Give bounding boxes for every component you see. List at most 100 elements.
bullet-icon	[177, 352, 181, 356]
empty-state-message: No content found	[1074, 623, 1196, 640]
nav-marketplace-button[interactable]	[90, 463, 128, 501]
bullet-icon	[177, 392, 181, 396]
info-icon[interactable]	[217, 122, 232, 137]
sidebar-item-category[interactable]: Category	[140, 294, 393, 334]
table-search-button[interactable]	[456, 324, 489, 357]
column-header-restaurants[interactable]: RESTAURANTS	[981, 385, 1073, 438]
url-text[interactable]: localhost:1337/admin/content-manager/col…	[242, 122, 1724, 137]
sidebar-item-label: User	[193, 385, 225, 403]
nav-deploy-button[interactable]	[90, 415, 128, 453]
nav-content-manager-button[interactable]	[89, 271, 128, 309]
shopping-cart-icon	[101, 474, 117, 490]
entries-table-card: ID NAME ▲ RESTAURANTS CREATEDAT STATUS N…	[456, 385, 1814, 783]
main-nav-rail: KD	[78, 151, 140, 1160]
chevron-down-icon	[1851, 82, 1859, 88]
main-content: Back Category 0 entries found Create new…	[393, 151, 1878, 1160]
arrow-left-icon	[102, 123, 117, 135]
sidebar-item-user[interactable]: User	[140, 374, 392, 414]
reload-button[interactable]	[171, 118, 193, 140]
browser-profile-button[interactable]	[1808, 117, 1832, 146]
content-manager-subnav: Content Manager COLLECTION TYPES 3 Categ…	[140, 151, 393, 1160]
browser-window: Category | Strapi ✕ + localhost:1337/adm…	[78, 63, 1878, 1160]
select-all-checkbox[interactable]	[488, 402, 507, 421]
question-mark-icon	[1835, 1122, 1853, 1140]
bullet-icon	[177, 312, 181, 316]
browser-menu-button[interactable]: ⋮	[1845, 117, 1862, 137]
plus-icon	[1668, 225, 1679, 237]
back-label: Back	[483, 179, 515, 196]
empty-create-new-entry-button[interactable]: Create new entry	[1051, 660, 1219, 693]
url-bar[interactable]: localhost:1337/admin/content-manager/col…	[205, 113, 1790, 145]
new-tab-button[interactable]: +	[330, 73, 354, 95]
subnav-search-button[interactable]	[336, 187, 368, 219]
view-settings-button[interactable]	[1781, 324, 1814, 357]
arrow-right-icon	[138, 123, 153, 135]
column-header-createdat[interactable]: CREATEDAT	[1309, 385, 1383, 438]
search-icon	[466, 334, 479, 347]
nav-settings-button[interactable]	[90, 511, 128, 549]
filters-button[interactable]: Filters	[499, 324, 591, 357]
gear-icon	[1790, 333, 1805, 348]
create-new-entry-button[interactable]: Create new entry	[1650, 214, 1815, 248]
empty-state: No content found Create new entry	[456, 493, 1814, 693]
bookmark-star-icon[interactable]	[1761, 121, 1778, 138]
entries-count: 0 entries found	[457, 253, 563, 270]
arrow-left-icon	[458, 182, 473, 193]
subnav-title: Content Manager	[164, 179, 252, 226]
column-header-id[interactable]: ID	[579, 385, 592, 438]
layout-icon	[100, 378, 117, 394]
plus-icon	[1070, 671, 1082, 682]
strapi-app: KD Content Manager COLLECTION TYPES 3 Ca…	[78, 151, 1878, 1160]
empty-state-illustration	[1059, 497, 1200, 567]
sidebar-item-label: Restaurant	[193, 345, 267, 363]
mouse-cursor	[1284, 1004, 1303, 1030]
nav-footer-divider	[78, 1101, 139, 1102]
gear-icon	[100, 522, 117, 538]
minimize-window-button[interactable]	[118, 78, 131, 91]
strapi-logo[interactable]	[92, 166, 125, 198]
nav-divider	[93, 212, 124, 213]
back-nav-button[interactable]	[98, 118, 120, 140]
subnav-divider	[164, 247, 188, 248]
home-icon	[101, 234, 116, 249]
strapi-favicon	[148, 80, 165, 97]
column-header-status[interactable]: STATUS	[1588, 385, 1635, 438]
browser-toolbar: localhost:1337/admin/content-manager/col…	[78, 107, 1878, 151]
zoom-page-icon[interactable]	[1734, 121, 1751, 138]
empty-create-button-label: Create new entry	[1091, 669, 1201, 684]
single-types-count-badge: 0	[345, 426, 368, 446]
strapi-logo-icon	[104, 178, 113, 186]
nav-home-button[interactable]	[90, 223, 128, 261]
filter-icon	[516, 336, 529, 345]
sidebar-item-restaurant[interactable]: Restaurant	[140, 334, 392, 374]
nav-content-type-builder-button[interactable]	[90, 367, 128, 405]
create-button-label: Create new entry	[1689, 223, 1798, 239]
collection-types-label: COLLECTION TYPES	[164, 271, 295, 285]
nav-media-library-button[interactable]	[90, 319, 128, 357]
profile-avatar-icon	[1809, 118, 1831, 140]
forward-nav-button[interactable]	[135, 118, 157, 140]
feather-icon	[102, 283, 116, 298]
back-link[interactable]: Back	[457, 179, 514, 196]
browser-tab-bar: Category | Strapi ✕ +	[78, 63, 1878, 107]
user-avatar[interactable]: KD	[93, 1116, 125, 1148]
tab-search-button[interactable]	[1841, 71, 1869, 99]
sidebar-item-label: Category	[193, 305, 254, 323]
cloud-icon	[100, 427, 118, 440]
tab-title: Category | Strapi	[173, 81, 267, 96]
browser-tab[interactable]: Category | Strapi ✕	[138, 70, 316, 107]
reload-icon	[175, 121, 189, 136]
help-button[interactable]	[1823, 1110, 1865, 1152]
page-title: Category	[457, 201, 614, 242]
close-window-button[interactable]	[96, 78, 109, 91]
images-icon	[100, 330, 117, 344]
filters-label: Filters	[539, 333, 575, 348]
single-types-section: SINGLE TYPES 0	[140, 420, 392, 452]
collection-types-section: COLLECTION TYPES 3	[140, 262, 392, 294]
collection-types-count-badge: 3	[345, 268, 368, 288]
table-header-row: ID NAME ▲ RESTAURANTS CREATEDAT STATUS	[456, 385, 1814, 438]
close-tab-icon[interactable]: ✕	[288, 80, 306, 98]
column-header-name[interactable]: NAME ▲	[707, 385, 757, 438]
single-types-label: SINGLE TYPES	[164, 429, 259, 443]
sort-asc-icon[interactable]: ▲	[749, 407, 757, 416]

◆ ◆ ◆ ◆ ◆

WHAT YOU ARE ASKED TO DO -
Copy out every item above line for line, with no changes of any kind.

SOLUTION TO THE PROBLEM -
Give bounding boxes for every component you see. List at most 100 elements.
bullet-icon	[177, 352, 181, 356]
empty-state-message: No content found	[1074, 623, 1196, 640]
nav-marketplace-button[interactable]	[90, 463, 128, 501]
bullet-icon	[177, 392, 181, 396]
info-icon[interactable]	[217, 122, 232, 137]
sidebar-item-category[interactable]: Category	[140, 294, 393, 334]
table-search-button[interactable]	[456, 324, 489, 357]
column-header-restaurants[interactable]: RESTAURANTS	[981, 385, 1073, 438]
url-text[interactable]: localhost:1337/admin/content-manager/col…	[242, 122, 1724, 137]
sidebar-item-label: User	[193, 385, 225, 403]
nav-deploy-button[interactable]	[90, 415, 128, 453]
nav-content-manager-button[interactable]	[89, 271, 128, 309]
shopping-cart-icon	[101, 474, 117, 490]
entries-table-card: ID NAME ▲ RESTAURANTS CREATEDAT STATUS N…	[456, 385, 1814, 783]
main-nav-rail: KD	[78, 151, 140, 1160]
chevron-down-icon	[1851, 82, 1859, 88]
main-content: Back Category 0 entries found Create new…	[393, 151, 1878, 1160]
arrow-left-icon	[102, 123, 117, 135]
sidebar-item-user[interactable]: User	[140, 374, 392, 414]
reload-button[interactable]	[171, 118, 193, 140]
browser-profile-button[interactable]	[1808, 117, 1832, 146]
content-manager-subnav: Content Manager COLLECTION TYPES 3 Categ…	[140, 151, 393, 1160]
browser-window: Category | Strapi ✕ + localhost:1337/adm…	[78, 63, 1878, 1160]
select-all-checkbox[interactable]	[488, 402, 507, 421]
question-mark-icon	[1835, 1122, 1853, 1140]
bullet-icon	[177, 312, 181, 316]
browser-menu-button[interactable]: ⋮	[1845, 117, 1862, 137]
plus-icon	[1668, 225, 1679, 237]
back-label: Back	[483, 179, 515, 196]
empty-create-new-entry-button[interactable]: Create new entry	[1051, 660, 1219, 693]
url-bar[interactable]: localhost:1337/admin/content-manager/col…	[205, 113, 1790, 145]
new-tab-button[interactable]: +	[330, 73, 354, 95]
subnav-search-button[interactable]	[336, 187, 368, 219]
view-settings-button[interactable]	[1781, 324, 1814, 357]
arrow-right-icon	[138, 123, 153, 135]
column-header-createdat[interactable]: CREATEDAT	[1309, 385, 1383, 438]
search-icon	[466, 334, 479, 347]
nav-settings-button[interactable]	[90, 511, 128, 549]
filters-button[interactable]: Filters	[499, 324, 591, 357]
gear-icon	[1790, 333, 1805, 348]
create-new-entry-button[interactable]: Create new entry	[1650, 214, 1815, 248]
empty-state: No content found Create new entry	[456, 493, 1814, 693]
bookmark-star-icon[interactable]	[1761, 121, 1778, 138]
entries-count: 0 entries found	[457, 253, 563, 270]
arrow-left-icon	[458, 182, 473, 193]
subnav-title: Content Manager	[164, 179, 252, 226]
column-header-id[interactable]: ID	[579, 385, 592, 438]
layout-icon	[100, 378, 117, 394]
plus-icon	[1070, 671, 1082, 682]
strapi-app: KD Content Manager COLLECTION TYPES 3 Ca…	[78, 151, 1878, 1160]
empty-state-illustration	[1059, 497, 1200, 567]
sidebar-item-label: Restaurant	[193, 345, 267, 363]
mouse-cursor	[1284, 1004, 1303, 1030]
nav-footer-divider	[78, 1101, 139, 1102]
gear-icon	[100, 522, 117, 538]
minimize-window-button[interactable]	[118, 78, 131, 91]
strapi-logo[interactable]	[92, 166, 125, 198]
nav-divider	[93, 212, 124, 213]
back-nav-button[interactable]	[98, 118, 120, 140]
subnav-divider	[164, 247, 188, 248]
home-icon	[101, 234, 116, 249]
strapi-favicon	[148, 80, 165, 97]
column-header-status[interactable]: STATUS	[1588, 385, 1635, 438]
browser-toolbar: localhost:1337/admin/content-manager/col…	[78, 107, 1878, 151]
zoom-page-icon[interactable]	[1734, 121, 1751, 138]
empty-create-button-label: Create new entry	[1091, 669, 1201, 684]
single-types-count-badge: 0	[345, 426, 368, 446]
strapi-logo-icon	[104, 178, 113, 186]
nav-home-button[interactable]	[90, 223, 128, 261]
filter-icon	[516, 336, 529, 345]
sidebar-item-restaurant[interactable]: Restaurant	[140, 334, 392, 374]
nav-content-type-builder-button[interactable]	[90, 367, 128, 405]
create-button-label: Create new entry	[1689, 223, 1798, 239]
collection-types-label: COLLECTION TYPES	[164, 271, 295, 285]
nav-media-library-button[interactable]	[90, 319, 128, 357]
profile-avatar-icon	[1809, 118, 1831, 140]
forward-nav-button[interactable]	[135, 118, 157, 140]
feather-icon	[102, 283, 116, 298]
back-link[interactable]: Back	[457, 179, 514, 196]
browser-tab-bar: Category | Strapi ✕ +	[78, 63, 1878, 107]
user-avatar[interactable]: KD	[93, 1116, 125, 1148]
tab-search-button[interactable]	[1841, 71, 1869, 99]
sidebar-item-label: Category	[193, 305, 254, 323]
cloud-icon	[100, 427, 118, 440]
tab-title: Category | Strapi	[173, 81, 267, 96]
browser-tab[interactable]: Category | Strapi ✕	[138, 70, 316, 107]
reload-icon	[175, 121, 189, 136]
help-button[interactable]	[1823, 1110, 1865, 1152]
page-title: Category	[457, 201, 614, 242]
close-window-button[interactable]	[96, 78, 109, 91]
images-icon	[100, 330, 117, 344]
filters-label: Filters	[539, 333, 575, 348]
single-types-section: SINGLE TYPES 0	[140, 420, 392, 452]
collection-types-section: COLLECTION TYPES 3	[140, 262, 392, 294]
collection-types-count-badge: 3	[345, 268, 368, 288]
table-header-row: ID NAME ▲ RESTAURANTS CREATEDAT STATUS	[456, 385, 1814, 438]
close-tab-icon[interactable]: ✕	[288, 80, 306, 98]
column-header-name[interactable]: NAME ▲	[707, 385, 757, 438]
single-types-label: SINGLE TYPES	[164, 429, 259, 443]
sort-asc-icon[interactable]: ▲	[749, 407, 757, 416]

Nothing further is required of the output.